• _PROVIDED INFORMATION_
....
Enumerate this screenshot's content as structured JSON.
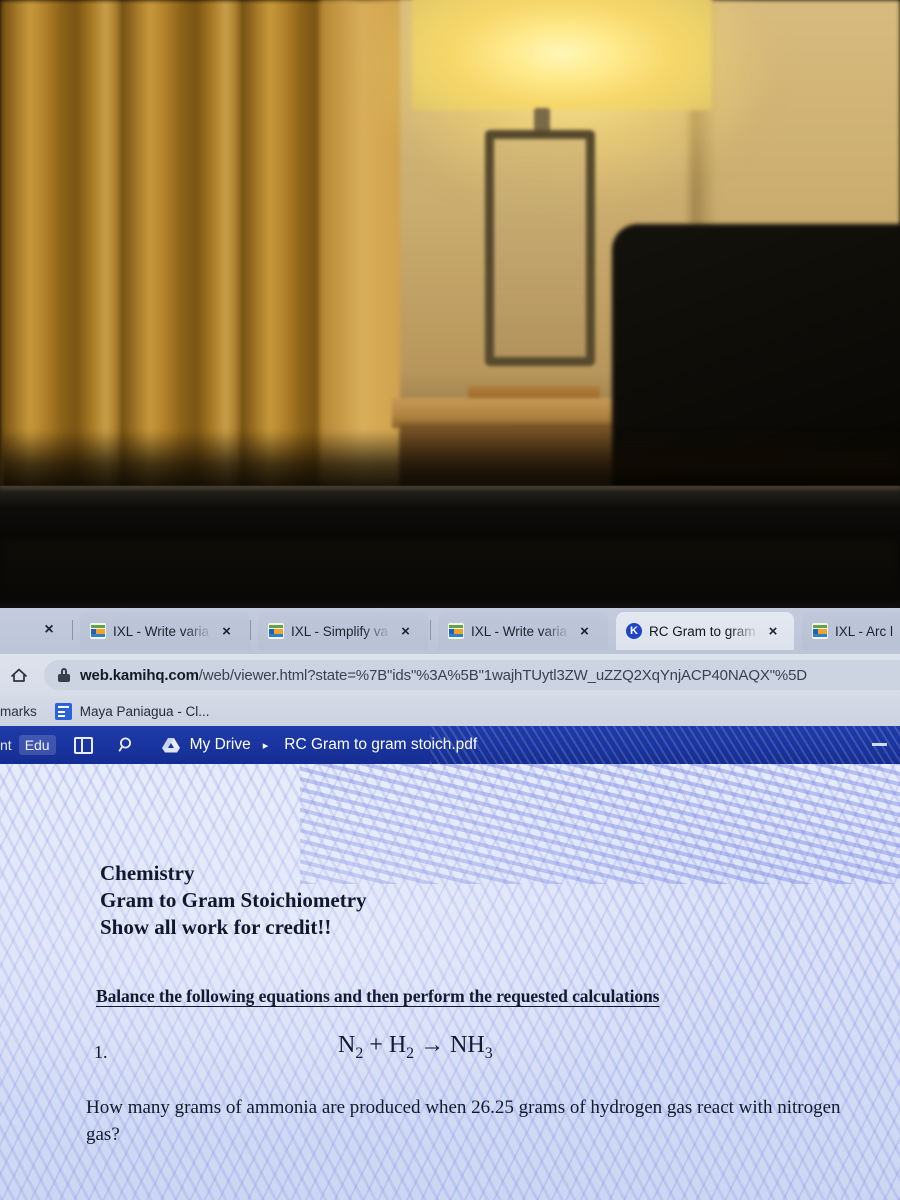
{
  "scene": {
    "description": "blurry photo of a hotel room: gold curtains, lit table lamp, wooden nightstand with remote, dark chair back",
    "colors": {
      "curtain": "#b07f28",
      "lamp_glow": "#ffe98a",
      "wall": "#cbae70",
      "dark_chair": "#0c0b07",
      "bezel": "#050505"
    }
  },
  "browser": {
    "tabs": [
      {
        "label": "IXL - Write varia",
        "favicon": "ixl-icon",
        "active": false,
        "truncated": true
      },
      {
        "label": "IXL - Simplify va",
        "favicon": "ixl-icon",
        "active": false,
        "truncated": true
      },
      {
        "label": "IXL - Write varia",
        "favicon": "ixl-icon",
        "active": false,
        "truncated": true
      },
      {
        "label": "RC Gram to gram",
        "favicon": "kami-icon",
        "favicon_letter": "K",
        "active": true,
        "truncated": true
      },
      {
        "label": "IXL - Arc l",
        "favicon": "ixl-icon",
        "active": false,
        "truncated": true
      }
    ],
    "tab_close_label": "×",
    "omnibox": {
      "home_icon": "home-icon",
      "lock_icon": "lock-icon",
      "url_host": "web.kamihq.com",
      "url_rest": "/web/viewer.html?state=%7B\"ids\"%3A%5B\"1wajhTUytl3ZW_uZZQ2XqYnjACP40NAQX\"%5D"
    },
    "bookmarks": {
      "overflow_label": "marks",
      "items": [
        {
          "label": "Maya Paniagua - Cl...",
          "icon": "doc-icon"
        }
      ]
    }
  },
  "kami": {
    "ent_label": "nt",
    "edu_badge": "Edu",
    "panel_icon": "split-panel-icon",
    "search_icon": "search-icon",
    "drive_icon": "google-drive-icon",
    "drive_label": "My Drive",
    "breadcrumb_caret": "▸",
    "filename": "RC Gram to gram stoich.pdf",
    "minimize_label": "–",
    "accent_color": "#1a35a0"
  },
  "document": {
    "header_lines": [
      "Chemistry",
      "Gram to Gram Stoichiometry",
      "Show all work for credit!!"
    ],
    "instruction": "Balance the following equations and then perform the requested calculations",
    "question_number": "1.",
    "equation": {
      "reactant_1": "N",
      "reactant_1_sub": "2",
      "plus": "+",
      "reactant_2": "H",
      "reactant_2_sub": "2",
      "arrow": "→",
      "product": "NH",
      "product_sub": "3",
      "full_text": "N2 + H2 → NH3"
    },
    "question_text": "How many grams of ammonia are produced when 26.25 grams of hydrogen gas react with nitrogen gas?"
  }
}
....
Omit the images and transcribe all of the records above word for word.

• _WRITTEN SOLUTION_
Enumerate this screenshot's content as structured JSON.
{
  "scene": {
    "description": "blurry photo of a hotel room: gold curtains, lit table lamp, wooden nightstand with remote, dark chair back",
    "colors": {
      "curtain": "#b07f28",
      "lamp_glow": "#ffe98a",
      "wall": "#cbae70",
      "dark_chair": "#0c0b07",
      "bezel": "#050505"
    }
  },
  "browser": {
    "tabs": [
      {
        "label": "IXL - Write varia",
        "favicon": "ixl-icon",
        "active": false,
        "truncated": true
      },
      {
        "label": "IXL - Simplify va",
        "favicon": "ixl-icon",
        "active": false,
        "truncated": true
      },
      {
        "label": "IXL - Write varia",
        "favicon": "ixl-icon",
        "active": false,
        "truncated": true
      },
      {
        "label": "RC Gram to gram",
        "favicon": "kami-icon",
        "favicon_letter": "K",
        "active": true,
        "truncated": true
      },
      {
        "label": "IXL - Arc l",
        "favicon": "ixl-icon",
        "active": false,
        "truncated": true
      }
    ],
    "tab_close_label": "×",
    "omnibox": {
      "home_icon": "home-icon",
      "lock_icon": "lock-icon",
      "url_host": "web.kamihq.com",
      "url_rest": "/web/viewer.html?state=%7B\"ids\"%3A%5B\"1wajhTUytl3ZW_uZZQ2XqYnjACP40NAQX\"%5D"
    },
    "bookmarks": {
      "overflow_label": "marks",
      "items": [
        {
          "label": "Maya Paniagua - Cl...",
          "icon": "doc-icon"
        }
      ]
    }
  },
  "kami": {
    "ent_label": "nt",
    "edu_badge": "Edu",
    "panel_icon": "split-panel-icon",
    "search_icon": "search-icon",
    "drive_icon": "google-drive-icon",
    "drive_label": "My Drive",
    "breadcrumb_caret": "▸",
    "filename": "RC Gram to gram stoich.pdf",
    "minimize_label": "–",
    "accent_color": "#1a35a0"
  },
  "document": {
    "header_lines": [
      "Chemistry",
      "Gram to Gram Stoichiometry",
      "Show all work for credit!!"
    ],
    "instruction": "Balance the following equations and then perform the requested calculations",
    "question_number": "1.",
    "equation": {
      "reactant_1": "N",
      "reactant_1_sub": "2",
      "plus": "+",
      "reactant_2": "H",
      "reactant_2_sub": "2",
      "arrow": "→",
      "product": "NH",
      "product_sub": "3",
      "full_text": "N2 + H2 → NH3"
    },
    "question_text": "How many grams of ammonia are produced when 26.25 grams of hydrogen gas react with nitrogen gas?"
  }
}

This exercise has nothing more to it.